STATED PROBLEM: Omit the pictures from the entries below and retype everything else exactly.

SUPPLIED DATA:
★ ★ ★
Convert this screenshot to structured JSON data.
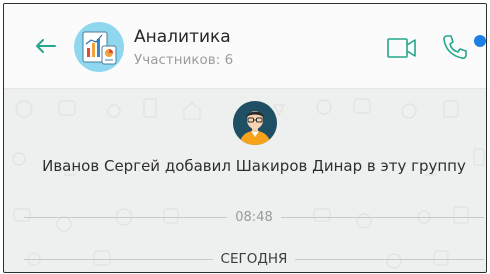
{
  "header": {
    "title": "Аналитика",
    "subtitle": "Участников: 6",
    "icons": {
      "back": "back-arrow-icon",
      "video": "video-call-icon",
      "call": "phone-call-icon",
      "status": "online-indicator"
    },
    "accent_color": "#23a88b",
    "status_color": "#1c7fe6"
  },
  "chat": {
    "system_message": "Иванов Сергей добавил Шакиров Динар в эту группу",
    "message_time": "08:48",
    "date_divider": "СЕГОДНЯ"
  }
}
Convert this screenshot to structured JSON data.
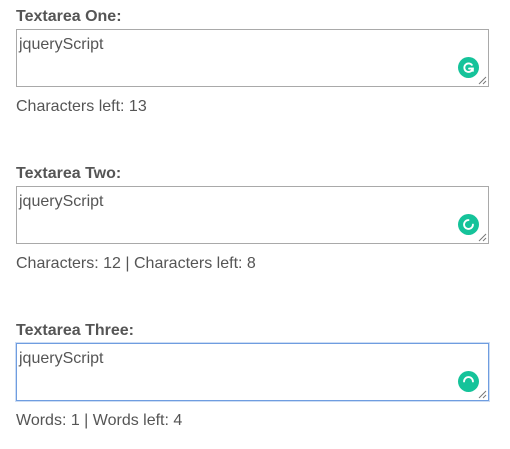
{
  "fields": [
    {
      "label": "Textarea One:",
      "value": "jqueryScript",
      "counter": "Characters left: 13"
    },
    {
      "label": "Textarea Two:",
      "value": "jqueryScript",
      "counter": "Characters: 12 | Characters left: 8"
    },
    {
      "label": "Textarea Three:",
      "value": "jqueryScript",
      "counter": "Words: 1 | Words left: 4"
    }
  ],
  "icons": {
    "grammar_badge": "grammarly-icon",
    "resize": "resize-grip-icon"
  },
  "colors": {
    "text": "#555555",
    "border": "#a9a9a9",
    "focus_border": "#6f9de0",
    "badge": "#15c39a"
  }
}
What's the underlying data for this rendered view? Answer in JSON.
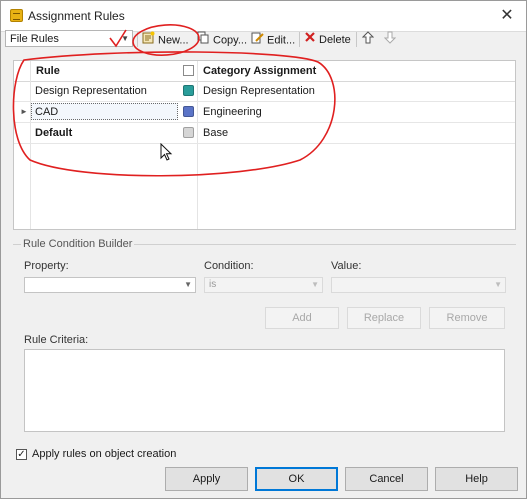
{
  "window": {
    "title": "Assignment Rules",
    "close_glyph": "✕"
  },
  "toolbar": {
    "rules_type": {
      "value": "File Rules"
    },
    "buttons": [
      {
        "label": "New..."
      },
      {
        "label": "Copy..."
      },
      {
        "label": "Edit..."
      },
      {
        "label": "Delete"
      }
    ]
  },
  "grid": {
    "columns": [
      "Rule",
      "Category Assignment"
    ],
    "rows": [
      {
        "rule": "Design Representation",
        "category": "Design Representation",
        "color": "#2a9d9a",
        "bold": false
      },
      {
        "rule": "CAD",
        "category": "Engineering",
        "color": "#5b74c7",
        "bold": false,
        "selected": true
      },
      {
        "rule": "Default",
        "category": "Base",
        "color": "#d6d6d6",
        "bold": true
      }
    ]
  },
  "builder": {
    "title": "Rule Condition Builder",
    "property_label": "Property:",
    "condition_label": "Condition:",
    "condition_value": "is",
    "value_label": "Value:",
    "buttons": {
      "add": "Add",
      "replace": "Replace",
      "remove": "Remove"
    },
    "criteria_label": "Rule Criteria:"
  },
  "footer": {
    "apply_on_creation": {
      "label": "Apply rules on object creation",
      "checked": true
    },
    "buttons": {
      "apply": "Apply",
      "ok": "OK",
      "cancel": "Cancel",
      "help": "Help"
    }
  },
  "annotation_color": "#e02020"
}
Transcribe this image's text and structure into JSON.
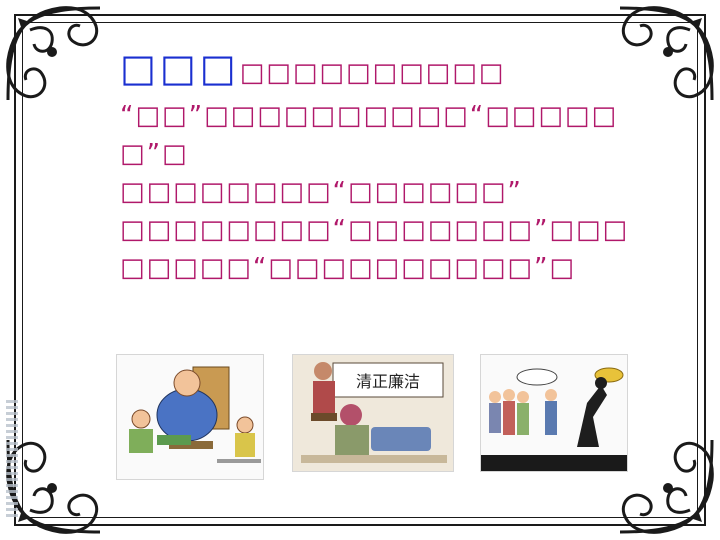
★ ★ ★
ANSWER TO THIS PROBLEM:
Convert this screenshot to structured JSON data.
{
  "header": {
    "title": "Аналитика",
    "subtitle": "Участников: 6",
    "icons": {
      "back": "back-arrow-icon",
      "video": "video-call-icon",
      "call": "phone-call-icon",
      "status": "online-indicator"
    },
    "accent_color": "#23a88b",
    "status_color": "#1c7fe6"
  },
  "chat": {
    "system_message": "Иванов Сергей добавил Шакиров Динар в эту группу",
    "message_time": "08:48",
    "date_divider": "СЕГОДНЯ"
  }
}
Convert this screenshot to structured JSON data.
{
  "fields": [
    {
      "label": "Textarea One:",
      "value": "jqueryScript",
      "counter": "Characters left: 13"
    },
    {
      "label": "Textarea Two:",
      "value": "jqueryScript",
      "counter": "Characters: 12 | Characters left: 8"
    },
    {
      "label": "Textarea Three:",
      "value": "jqueryScript",
      "counter": "Words: 1 | Words left: 4"
    }
  ],
  "icons": {
    "grammar_badge": "grammarly-icon",
    "resize": "resize-grip-icon"
  },
  "colors": {
    "text": "#555555",
    "border": "#a9a9a9",
    "focus_border": "#6f9de0",
    "badge": "#15c39a"
  }
}
What's the underlying data for this rendered view? Answer in JSON.
{
  "window": {
    "title": "Assignment Rules",
    "close_glyph": "✕"
  },
  "toolbar": {
    "rules_type": {
      "value": "File Rules"
    },
    "buttons": [
      {
        "label": "New..."
      },
      {
        "label": "Copy..."
      },
      {
        "label": "Edit..."
      },
      {
        "label": "Delete"
      }
    ]
  },
  "grid": {
    "columns": [
      "Rule",
      "Category Assignment"
    ],
    "rows": [
      {
        "rule": "Design Representation",
        "category": "Design Representation",
        "color": "#2a9d9a",
        "bold": false
      },
      {
        "rule": "CAD",
        "category": "Engineering",
        "color": "#5b74c7",
        "bold": false,
        "selected": true
      },
      {
        "rule": "Default",
        "category": "Base",
        "color": "#d6d6d6",
        "bold": true
      }
    ]
  },
  "builder": {
    "title": "Rule Condition Builder",
    "property_label": "Property:",
    "condition_label": "Condition:",
    "condition_value": "is",
    "value_label": "Value:",
    "buttons": {
      "add": "Add",
      "replace": "Replace",
      "remove": "Remove"
    },
    "criteria_label": "Rule Criteria:"
  },
  "footer": {
    "apply_on_creation": {
      "label": "Apply rules on object creation",
      "checked": true
    },
    "buttons": {
      "apply": "Apply",
      "ok": "OK",
      "cancel": "Cancel",
      "help": "Help"
    }
  },
  "annotation_color": "#e02020"
}
Transcribe this image's text and structure into JSON.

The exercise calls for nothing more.